**Exercise**: Reproduce the listing below, beginning at the line containing "y-tick-label: 15 bbox=[54, 118, 71, 137]" and ending after the line containing "legend-swatch bbox=[276, 29, 287, 40]".

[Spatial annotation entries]
* Start *

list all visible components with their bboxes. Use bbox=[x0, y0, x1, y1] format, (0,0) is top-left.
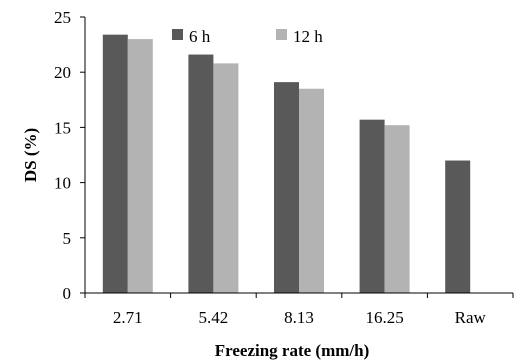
y-tick-label: 15 bbox=[54, 118, 71, 137]
y-tick-label: 0 bbox=[63, 284, 72, 303]
legend: 6 h 12 h bbox=[172, 27, 323, 46]
bar-6-h-16.25 bbox=[359, 119, 385, 293]
legend-swatch bbox=[172, 29, 183, 40]
x-axis-title: Freezing rate (mm/h) bbox=[215, 341, 370, 360]
bar-12-h-16.25 bbox=[384, 125, 410, 293]
y-tick-label: 20 bbox=[54, 63, 71, 82]
legend-swatch bbox=[276, 29, 287, 40]
y-tick-label: 5 bbox=[63, 229, 72, 248]
y-ticks-group: 0 5 10 15 20 25 bbox=[54, 8, 85, 303]
bar-6-h-2.71 bbox=[102, 34, 128, 293]
x-tick-label: 8.13 bbox=[284, 308, 314, 327]
axes-group bbox=[84, 17, 513, 294]
bars-group bbox=[102, 34, 471, 294]
bar-6-h-Raw bbox=[445, 160, 471, 293]
x-tick-label: 5.42 bbox=[199, 308, 229, 327]
legend-label: 12 h bbox=[293, 27, 323, 46]
bar-12-h-8.13 bbox=[299, 88, 324, 293]
x-tick-label: 2.71 bbox=[113, 308, 143, 327]
bar-12-h-5.42 bbox=[213, 63, 239, 294]
y-tick-label: 10 bbox=[54, 174, 71, 193]
x-ticks-group: 2.71 5.42 8.13 16.25 Raw bbox=[84, 293, 514, 327]
x-tick-label: 16.25 bbox=[365, 308, 403, 327]
bar-6-h-5.42 bbox=[188, 54, 214, 294]
bar-6-h-8.13 bbox=[274, 82, 299, 293]
bar-12-h-2.71 bbox=[127, 39, 153, 293]
x-tick-label: Raw bbox=[455, 308, 487, 327]
y-axis-title: DS (%) bbox=[21, 128, 40, 182]
y-tick-label: 25 bbox=[54, 8, 71, 27]
legend-label: 6 h bbox=[189, 27, 211, 46]
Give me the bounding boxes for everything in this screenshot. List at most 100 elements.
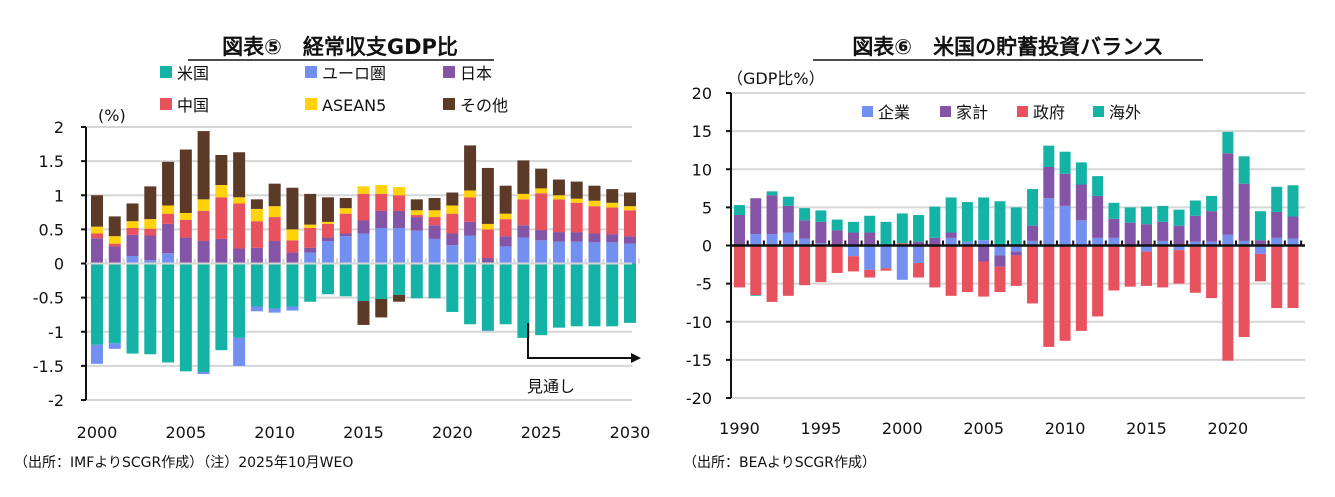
bar-euro-2010	[268, 308, 281, 313]
bar-foreign-2019	[1206, 195, 1218, 212]
bar-other-2008	[233, 152, 246, 198]
bar-other-2015	[357, 301, 370, 325]
bar-china-2030	[624, 210, 636, 237]
bar-japan-2028	[588, 233, 601, 243]
bar-us-2003	[144, 263, 157, 355]
bar-euro-2029	[606, 242, 619, 264]
legend-swatch-gov	[1017, 106, 1028, 117]
bar-asean5-2026	[552, 195, 565, 200]
bar-japan-2020	[446, 233, 459, 246]
bar-us-2016	[375, 263, 388, 299]
bar-household-2016	[1157, 221, 1169, 241]
bar-foreign-2024	[1287, 185, 1299, 217]
bar-gov-2011	[1075, 245, 1087, 331]
bar-china-2014	[339, 213, 352, 234]
bar-corp-2013	[1108, 237, 1120, 246]
bar-corp-1992	[766, 234, 778, 246]
y-tick-label: -20	[686, 389, 712, 408]
bar-euro-2026	[552, 241, 565, 264]
bar-corp-1993	[782, 232, 794, 246]
bar-other-2005	[179, 149, 192, 213]
bar-us-2001	[108, 263, 121, 344]
bar-china-2007	[215, 197, 228, 239]
bar-euro-2018	[410, 230, 423, 264]
bar-foreign-2000	[896, 213, 908, 244]
bar-asean5-2025	[535, 188, 548, 194]
bar-us-2012	[304, 263, 317, 302]
bar-foreign-1993	[782, 196, 794, 206]
bar-us-2007	[215, 263, 228, 351]
bar-us-2025	[535, 263, 548, 336]
bar-foreign-2004	[961, 202, 973, 242]
bar-foreign-2009	[1043, 145, 1055, 167]
bar-us-2013	[321, 263, 334, 295]
y-tick-label: 0.5	[39, 220, 64, 239]
y-tick-label: 20	[692, 84, 712, 103]
bar-gov-1999	[880, 268, 892, 271]
bar-japan-2029	[606, 234, 619, 243]
y-tick-label: -1.5	[33, 357, 64, 376]
y-tick-label: 5	[702, 198, 712, 217]
bar-corp-2005	[978, 240, 990, 246]
x-tick-label: 1990	[719, 419, 760, 438]
bar-corp-1991	[750, 234, 762, 246]
bar-japan-2011	[286, 252, 299, 264]
bar-foreign-1995	[815, 210, 827, 222]
bar-us-2028	[588, 263, 601, 327]
bar-us-2010	[268, 263, 281, 309]
bar-household-2022	[1254, 240, 1266, 246]
x-tick-label: 2005	[165, 423, 206, 442]
bar-foreign-2001	[913, 215, 925, 242]
bar-foreign-2018	[1189, 200, 1201, 216]
bar-other-2022	[481, 167, 494, 224]
bar-euro-2006	[197, 372, 210, 375]
bar-corp-2015	[1140, 245, 1152, 252]
bar-gov-2009	[1043, 245, 1055, 347]
x-tick-label: 2030	[610, 423, 651, 442]
bar-japan-2005	[179, 237, 192, 264]
bar-household-1994	[799, 220, 811, 239]
x-tick-label: 2000	[77, 423, 118, 442]
bar-other-2007	[215, 154, 228, 186]
y-tick-label: 1	[54, 186, 64, 205]
bar-japan-2016	[375, 210, 388, 229]
bar-corp-2017	[1173, 245, 1185, 251]
bar-asean5-2004	[162, 205, 175, 214]
bar-china-2000	[91, 233, 103, 239]
legend-label-corp: 企業	[878, 103, 910, 122]
bar-asean5-2030	[624, 206, 636, 211]
bar-japan-2006	[197, 240, 210, 264]
bar-japan-2027	[570, 232, 583, 242]
bar-asean5-2000	[91, 226, 103, 234]
bar-us-2017	[393, 263, 406, 295]
bar-foreign-2006	[994, 201, 1006, 246]
bar-japan-2025	[535, 230, 548, 241]
bar-us-2024	[517, 263, 530, 338]
bar-us-2019	[428, 263, 441, 299]
bar-japan-2014	[339, 233, 352, 237]
legend-swatch-corp	[862, 106, 873, 117]
bar-us-2008	[233, 263, 246, 338]
bar-corp-2001	[913, 245, 925, 264]
bar-china-2018	[410, 215, 423, 218]
bar-japan-2003	[144, 235, 157, 261]
bar-japan-2000	[91, 238, 103, 264]
bar-corp-2023	[1271, 237, 1283, 246]
bar-foreign-1991	[750, 295, 762, 296]
bar-foreign-2011	[1075, 162, 1087, 185]
bar-gov-1990	[734, 245, 745, 288]
bar-china-2003	[144, 228, 157, 236]
bar-other-2018	[410, 199, 423, 211]
bar-asean5-2013	[321, 221, 334, 224]
bar-other-2016	[375, 298, 388, 318]
bar-asean5-2003	[144, 219, 157, 229]
bar-corp-2010	[1059, 205, 1071, 246]
bar-household-2005	[978, 245, 990, 262]
bar-other-2029	[606, 189, 619, 203]
bar-gov-2005	[978, 261, 990, 297]
bar-japan-2007	[215, 238, 228, 264]
x-tick-label: 2015	[343, 423, 384, 442]
bar-us-2015	[357, 263, 370, 302]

* End *

**Output of the task**:
y-tick-label: 15 bbox=[54, 118, 71, 137]
y-tick-label: 0 bbox=[63, 284, 72, 303]
legend: 6 h 12 h bbox=[172, 27, 323, 46]
bar-6-h-16.25 bbox=[359, 119, 385, 293]
legend-swatch bbox=[172, 29, 183, 40]
x-axis-title: Freezing rate (mm/h) bbox=[215, 341, 370, 360]
bar-12-h-16.25 bbox=[384, 125, 410, 293]
y-tick-label: 20 bbox=[54, 63, 71, 82]
legend-swatch bbox=[276, 29, 287, 40]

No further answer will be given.